-- START Input records --

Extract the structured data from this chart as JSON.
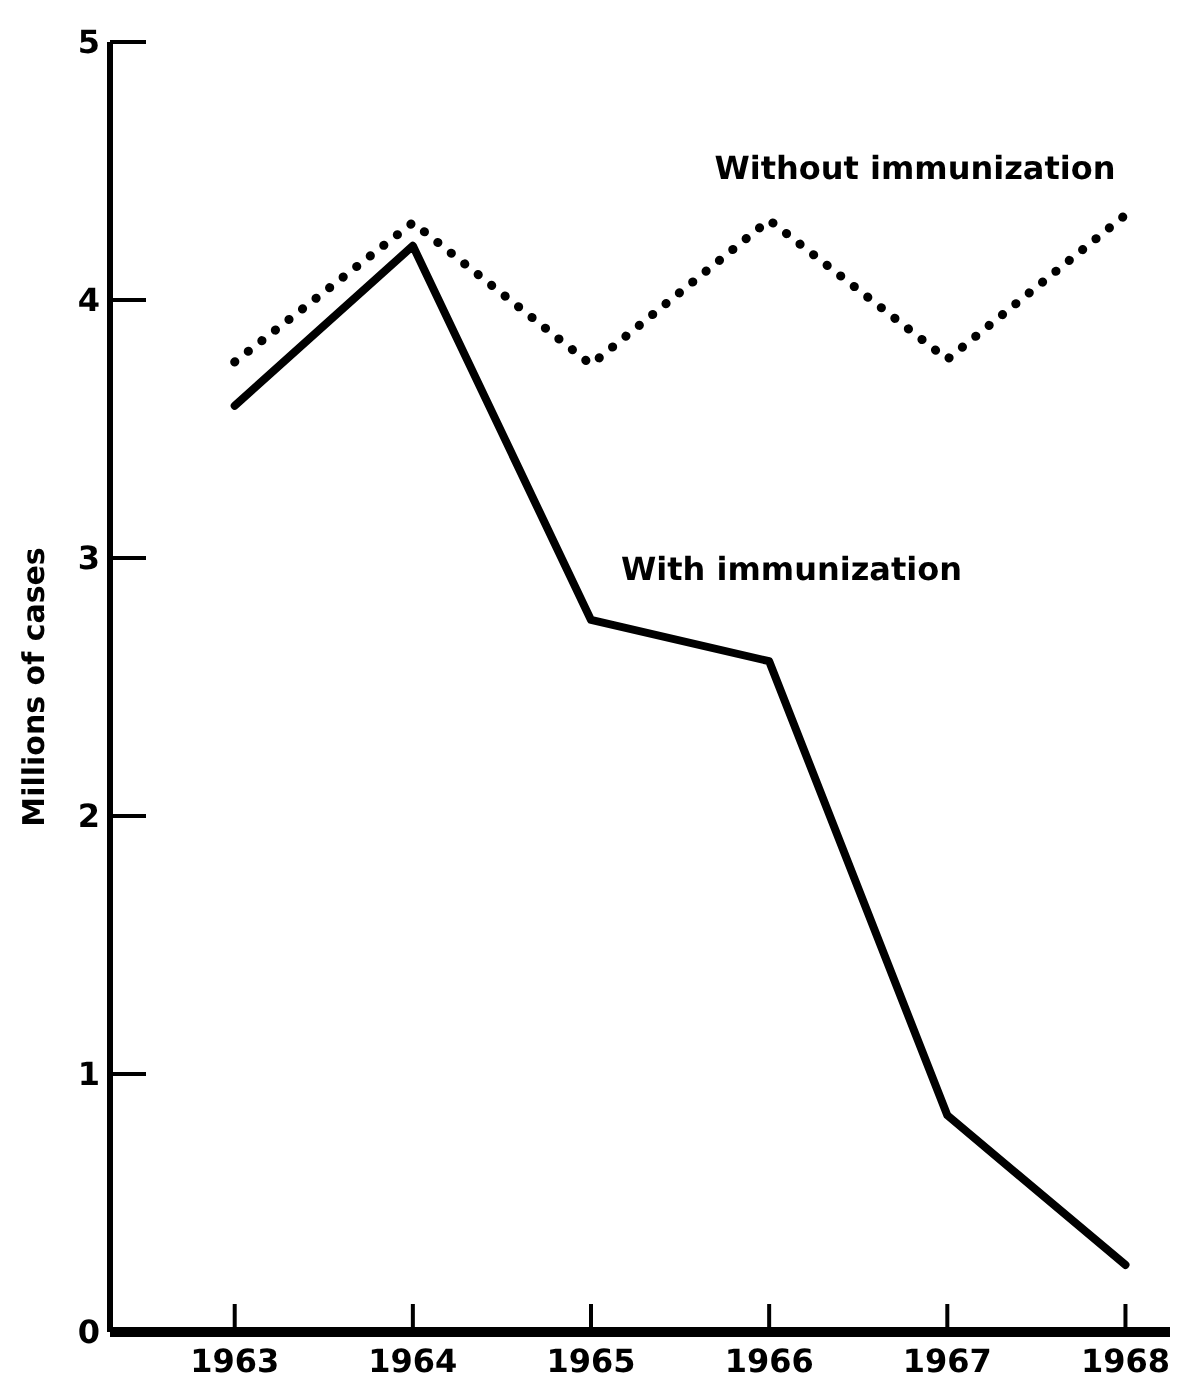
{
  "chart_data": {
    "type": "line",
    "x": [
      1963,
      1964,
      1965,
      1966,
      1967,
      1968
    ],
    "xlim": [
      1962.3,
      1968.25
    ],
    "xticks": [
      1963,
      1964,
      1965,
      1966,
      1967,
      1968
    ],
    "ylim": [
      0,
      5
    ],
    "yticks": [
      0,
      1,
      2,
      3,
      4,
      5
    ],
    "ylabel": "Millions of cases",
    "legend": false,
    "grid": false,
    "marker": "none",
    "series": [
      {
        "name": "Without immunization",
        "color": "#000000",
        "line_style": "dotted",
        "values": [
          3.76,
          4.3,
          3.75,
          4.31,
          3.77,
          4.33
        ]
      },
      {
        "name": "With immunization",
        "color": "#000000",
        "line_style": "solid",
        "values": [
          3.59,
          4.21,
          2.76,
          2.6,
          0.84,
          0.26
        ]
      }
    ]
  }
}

-- END Input records --

Description of the task: How many lines in the listing above contain "name"? Answer with the number alone.

Solved problem: 2